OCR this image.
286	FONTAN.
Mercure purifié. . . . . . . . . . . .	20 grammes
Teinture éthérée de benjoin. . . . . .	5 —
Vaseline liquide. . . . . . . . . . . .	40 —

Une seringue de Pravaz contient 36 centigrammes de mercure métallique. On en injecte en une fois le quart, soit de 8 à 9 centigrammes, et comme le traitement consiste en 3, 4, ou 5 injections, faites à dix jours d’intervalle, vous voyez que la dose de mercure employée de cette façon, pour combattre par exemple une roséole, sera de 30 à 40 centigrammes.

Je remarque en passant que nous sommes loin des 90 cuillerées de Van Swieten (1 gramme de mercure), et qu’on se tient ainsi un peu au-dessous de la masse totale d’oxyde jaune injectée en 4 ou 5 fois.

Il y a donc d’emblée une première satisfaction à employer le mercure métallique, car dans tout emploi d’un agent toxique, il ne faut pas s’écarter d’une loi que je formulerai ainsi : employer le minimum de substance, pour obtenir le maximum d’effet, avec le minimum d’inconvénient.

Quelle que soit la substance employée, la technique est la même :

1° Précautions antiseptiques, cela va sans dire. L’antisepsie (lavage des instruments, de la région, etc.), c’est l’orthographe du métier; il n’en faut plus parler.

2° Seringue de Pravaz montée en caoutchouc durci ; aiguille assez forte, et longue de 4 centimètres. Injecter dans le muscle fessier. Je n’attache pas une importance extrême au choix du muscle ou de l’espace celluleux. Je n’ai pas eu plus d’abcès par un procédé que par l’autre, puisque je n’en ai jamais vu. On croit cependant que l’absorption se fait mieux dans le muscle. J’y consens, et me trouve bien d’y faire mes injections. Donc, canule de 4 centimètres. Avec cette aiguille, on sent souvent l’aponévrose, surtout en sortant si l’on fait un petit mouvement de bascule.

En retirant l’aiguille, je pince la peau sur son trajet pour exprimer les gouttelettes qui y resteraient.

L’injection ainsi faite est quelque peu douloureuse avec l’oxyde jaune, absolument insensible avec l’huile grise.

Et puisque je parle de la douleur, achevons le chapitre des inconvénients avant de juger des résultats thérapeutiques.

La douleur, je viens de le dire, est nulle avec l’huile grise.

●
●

= = = = =

Work to complete: Work out the number of lines above that include the string "substance" and write only that number.

Exercise solution: 2